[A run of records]
##########
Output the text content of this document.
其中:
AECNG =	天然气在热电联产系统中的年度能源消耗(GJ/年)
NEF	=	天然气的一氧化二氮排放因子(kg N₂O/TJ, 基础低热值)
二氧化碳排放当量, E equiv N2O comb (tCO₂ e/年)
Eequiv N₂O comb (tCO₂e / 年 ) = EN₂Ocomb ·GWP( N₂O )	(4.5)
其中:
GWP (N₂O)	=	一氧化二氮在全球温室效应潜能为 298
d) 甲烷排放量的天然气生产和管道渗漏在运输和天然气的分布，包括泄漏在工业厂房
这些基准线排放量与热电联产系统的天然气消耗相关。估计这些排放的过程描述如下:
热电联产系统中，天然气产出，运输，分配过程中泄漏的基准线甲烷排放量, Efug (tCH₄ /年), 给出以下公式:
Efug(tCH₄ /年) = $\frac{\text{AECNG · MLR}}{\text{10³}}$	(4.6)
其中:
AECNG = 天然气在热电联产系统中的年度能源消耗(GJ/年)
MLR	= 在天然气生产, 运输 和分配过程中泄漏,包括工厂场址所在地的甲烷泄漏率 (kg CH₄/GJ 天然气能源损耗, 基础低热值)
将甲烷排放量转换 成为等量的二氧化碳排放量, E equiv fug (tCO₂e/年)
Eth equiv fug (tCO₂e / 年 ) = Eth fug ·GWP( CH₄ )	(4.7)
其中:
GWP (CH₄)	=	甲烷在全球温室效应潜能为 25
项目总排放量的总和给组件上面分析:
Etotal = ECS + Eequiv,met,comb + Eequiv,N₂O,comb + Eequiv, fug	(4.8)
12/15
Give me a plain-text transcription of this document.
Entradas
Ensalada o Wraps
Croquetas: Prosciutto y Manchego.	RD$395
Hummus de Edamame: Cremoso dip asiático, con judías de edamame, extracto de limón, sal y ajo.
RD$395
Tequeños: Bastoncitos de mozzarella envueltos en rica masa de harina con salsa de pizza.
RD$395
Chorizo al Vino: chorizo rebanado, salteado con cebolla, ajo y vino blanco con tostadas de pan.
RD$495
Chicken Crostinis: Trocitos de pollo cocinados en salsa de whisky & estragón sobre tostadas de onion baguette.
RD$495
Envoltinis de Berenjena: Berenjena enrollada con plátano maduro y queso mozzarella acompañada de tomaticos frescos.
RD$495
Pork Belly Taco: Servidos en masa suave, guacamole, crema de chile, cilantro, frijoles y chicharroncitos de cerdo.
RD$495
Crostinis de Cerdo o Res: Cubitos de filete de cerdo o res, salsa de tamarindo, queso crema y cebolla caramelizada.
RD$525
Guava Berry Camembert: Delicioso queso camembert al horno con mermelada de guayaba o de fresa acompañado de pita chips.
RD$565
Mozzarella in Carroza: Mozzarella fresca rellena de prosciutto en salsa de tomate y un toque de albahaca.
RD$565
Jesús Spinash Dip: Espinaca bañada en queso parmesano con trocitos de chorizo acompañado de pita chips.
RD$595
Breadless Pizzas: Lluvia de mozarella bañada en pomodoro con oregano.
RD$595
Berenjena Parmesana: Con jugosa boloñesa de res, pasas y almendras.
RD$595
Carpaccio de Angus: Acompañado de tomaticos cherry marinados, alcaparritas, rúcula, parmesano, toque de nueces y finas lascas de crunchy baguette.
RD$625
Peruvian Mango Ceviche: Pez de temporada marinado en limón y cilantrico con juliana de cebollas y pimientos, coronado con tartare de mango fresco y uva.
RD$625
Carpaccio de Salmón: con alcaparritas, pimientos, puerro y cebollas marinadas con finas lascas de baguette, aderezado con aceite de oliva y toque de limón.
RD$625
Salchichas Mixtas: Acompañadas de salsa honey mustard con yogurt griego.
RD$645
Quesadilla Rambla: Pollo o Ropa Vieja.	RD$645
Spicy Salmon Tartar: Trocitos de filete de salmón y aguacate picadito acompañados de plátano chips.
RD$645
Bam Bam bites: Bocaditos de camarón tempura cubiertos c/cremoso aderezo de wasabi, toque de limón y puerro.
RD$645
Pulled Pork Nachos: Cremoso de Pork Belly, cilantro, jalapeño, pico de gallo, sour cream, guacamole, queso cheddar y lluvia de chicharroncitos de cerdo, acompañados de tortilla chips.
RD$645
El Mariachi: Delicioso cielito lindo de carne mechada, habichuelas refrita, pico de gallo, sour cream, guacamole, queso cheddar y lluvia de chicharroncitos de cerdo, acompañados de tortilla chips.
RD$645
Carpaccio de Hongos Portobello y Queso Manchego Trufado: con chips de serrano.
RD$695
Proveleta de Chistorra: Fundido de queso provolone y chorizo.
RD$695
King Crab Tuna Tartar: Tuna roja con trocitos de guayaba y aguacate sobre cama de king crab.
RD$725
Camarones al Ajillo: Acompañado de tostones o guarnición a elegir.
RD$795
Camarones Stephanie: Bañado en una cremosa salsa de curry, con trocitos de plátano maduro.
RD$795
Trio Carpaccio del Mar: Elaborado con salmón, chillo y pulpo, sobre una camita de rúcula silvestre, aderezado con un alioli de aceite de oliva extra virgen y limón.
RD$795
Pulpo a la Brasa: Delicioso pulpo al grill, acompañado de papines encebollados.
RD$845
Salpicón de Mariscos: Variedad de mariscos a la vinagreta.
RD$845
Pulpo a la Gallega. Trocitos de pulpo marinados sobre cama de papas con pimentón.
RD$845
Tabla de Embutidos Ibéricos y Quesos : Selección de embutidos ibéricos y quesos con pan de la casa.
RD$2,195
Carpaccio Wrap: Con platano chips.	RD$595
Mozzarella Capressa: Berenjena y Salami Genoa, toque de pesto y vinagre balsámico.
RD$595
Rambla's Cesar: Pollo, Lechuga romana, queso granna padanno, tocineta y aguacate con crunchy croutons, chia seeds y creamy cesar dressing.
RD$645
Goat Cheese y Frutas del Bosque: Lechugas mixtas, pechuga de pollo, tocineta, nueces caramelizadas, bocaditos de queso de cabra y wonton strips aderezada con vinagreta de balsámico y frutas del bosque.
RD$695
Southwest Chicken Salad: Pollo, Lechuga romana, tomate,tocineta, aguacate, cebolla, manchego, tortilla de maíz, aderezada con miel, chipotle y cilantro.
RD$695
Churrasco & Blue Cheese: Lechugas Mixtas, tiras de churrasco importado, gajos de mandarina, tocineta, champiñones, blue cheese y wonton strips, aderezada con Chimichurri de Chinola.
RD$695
##########
Description of the task -> Every record shown above should be written out again exactly.

Answer to this exercise ->
Output the text content of this document.
其中:
AECNG =	天然气在热电联产系统中的年度能源消耗(GJ/年)
NEF	=	天然气的一氧化二氮排放因子(kg N₂O/TJ, 基础低热值)
二氧化碳排放当量, E equiv N2O comb (tCO₂ e/年)
Eequiv N₂O comb (tCO₂e / 年 ) = EN₂Ocomb ·GWP( N₂O )	(4.5)
其中:
GWP (N₂O)	=	一氧化二氮在全球温室效应潜能为 298
d) 甲烷排放量的天然气生产和管道渗漏在运输和天然气的分布，包括泄漏在工业厂房
这些基准线排放量与热电联产系统的天然气消耗相关。估计这些排放的过程描述如下:
热电联产系统中，天然气产出，运输，分配过程中泄漏的基准线甲烷排放量, Efug (tCH₄ /年), 给出以下公式:
Efug(tCH₄ /年) = $\frac{\text{AECNG · MLR}}{\text{10³}}$	(4.6)
其中:
AECNG = 天然气在热电联产系统中的年度能源消耗(GJ/年)
MLR	= 在天然气生产, 运输 和分配过程中泄漏,包括工厂场址所在地的甲烷泄漏率 (kg CH₄/GJ 天然气能源损耗, 基础低热值)
将甲烷排放量转换 成为等量的二氧化碳排放量, E equiv fug (tCO₂e/年)
Eth equiv fug (tCO₂e / 年 ) = Eth fug ·GWP( CH₄ )	(4.7)
其中:
GWP (CH₄)	=	甲烷在全球温室效应潜能为 25
项目总排放量的总和给组件上面分析:
Etotal = ECS + Eequiv,met,comb + Eequiv,N₂O,comb + Eequiv, fug	(4.8)
12/15
Give me a plain-text transcription of this document.
Entradas
Ensalada o Wraps
Croquetas: Prosciutto y Manchego.	RD$395
Hummus de Edamame: Cremoso dip asiático, con judías de edamame, extracto de limón, sal y ajo.
RD$395
Tequeños: Bastoncitos de mozzarella envueltos en rica masa de harina con salsa de pizza.
RD$395
Chorizo al Vino: chorizo rebanado, salteado con cebolla, ajo y vino blanco con tostadas de pan.
RD$495
Chicken Crostinis: Trocitos de pollo cocinados en salsa de whisky & estragón sobre tostadas de onion baguette.
RD$495
Envoltinis de Berenjena: Berenjena enrollada con plátano maduro y queso mozzarella acompañada de tomaticos frescos.
RD$495
Pork Belly Taco: Servidos en masa suave, guacamole, crema de chile, cilantro, frijoles y chicharroncitos de cerdo.
RD$495
Crostinis de Cerdo o Res: Cubitos de filete de cerdo o res, salsa de tamarindo, queso crema y cebolla caramelizada.
RD$525
Guava Berry Camembert: Delicioso queso camembert al horno con mermelada de guayaba o de fresa acompañado de pita chips.
RD$565
Mozzarella in Carroza: Mozzarella fresca rellena de prosciutto en salsa de tomate y un toque de albahaca.
RD$565
Jesús Spinash Dip: Espinaca bañada en queso parmesano con trocitos de chorizo acompañado de pita chips.
RD$595
Breadless Pizzas: Lluvia de mozarella bañada en pomodoro con oregano.
RD$595
Berenjena Parmesana: Con jugosa boloñesa de res, pasas y almendras.
RD$595
Carpaccio de Angus: Acompañado de tomaticos cherry marinados, alcaparritas, rúcula, parmesano, toque de nueces y finas lascas de crunchy baguette.
RD$625
Peruvian Mango Ceviche: Pez de temporada marinado en limón y cilantrico con juliana de cebollas y pimientos, coronado con tartare de mango fresco y uva.
RD$625
Carpaccio de Salmón: con alcaparritas, pimientos, puerro y cebollas marinadas con finas lascas de baguette, aderezado con aceite de oliva y toque de limón.
RD$625
Salchichas Mixtas: Acompañadas de salsa honey mustard con yogurt griego.
RD$645
Quesadilla Rambla: Pollo o Ropa Vieja.	RD$645
Spicy Salmon Tartar: Trocitos de filete de salmón y aguacate picadito acompañados de plátano chips.
RD$645
Bam Bam bites: Bocaditos de camarón tempura cubiertos c/cremoso aderezo de wasabi, toque de limón y puerro.
RD$645
Pulled Pork Nachos: Cremoso de Pork Belly, cilantro, jalapeño, pico de gallo, sour cream, guacamole, queso cheddar y lluvia de chicharroncitos de cerdo, acompañados de tortilla chips.
RD$645
El Mariachi: Delicioso cielito lindo de carne mechada, habichuelas refrita, pico de gallo, sour cream, guacamole, queso cheddar y lluvia de chicharroncitos de cerdo, acompañados de tortilla chips.
RD$645
Carpaccio de Hongos Portobello y Queso Manchego Trufado: con chips de serrano.
RD$695
Proveleta de Chistorra: Fundido de queso provolone y chorizo.
RD$695
King Crab Tuna Tartar: Tuna roja con trocitos de guayaba y aguacate sobre cama de king crab.
RD$725
Camarones al Ajillo: Acompañado de tostones o guarnición a elegir.
RD$795
Camarones Stephanie: Bañado en una cremosa salsa de curry, con trocitos de plátano maduro.
RD$795
Trio Carpaccio del Mar: Elaborado con salmón, chillo y pulpo, sobre una camita de rúcula silvestre, aderezado con un alioli de aceite de oliva extra virgen y limón.
RD$795
Pulpo a la Brasa: Delicioso pulpo al grill, acompañado de papines encebollados.
RD$845
Salpicón de Mariscos: Variedad de mariscos a la vinagreta.
RD$845
Pulpo a la Gallega. Trocitos de pulpo marinados sobre cama de papas con pimentón.
RD$845
Tabla de Embutidos Ibéricos y Quesos : Selección de embutidos ibéricos y quesos con pan de la casa.
RD$2,195
Carpaccio Wrap: Con platano chips.	RD$595
Mozzarella Capressa: Berenjena y Salami Genoa, toque de pesto y vinagre balsámico.
RD$595
Rambla's Cesar: Pollo, Lechuga romana, queso granna padanno, tocineta y aguacate con crunchy croutons, chia seeds y creamy cesar dressing.
RD$645
Goat Cheese y Frutas del Bosque: Lechugas mixtas, pechuga de pollo, tocineta, nueces caramelizadas, bocaditos de queso de cabra y wonton strips aderezada con vinagreta de balsámico y frutas del bosque.
RD$695
Southwest Chicken Salad: Pollo, Lechuga romana, tomate,tocineta, aguacate, cebolla, manchego, tortilla de maíz, aderezada con miel, chipotle y cilantro.
RD$695
Churrasco & Blue Cheese: Lechugas Mixtas, tiras de churrasco importado, gajos de mandarina, tocineta, champiñones, blue cheese y wonton strips, aderezada con Chimichurri de Chinola.
RD$695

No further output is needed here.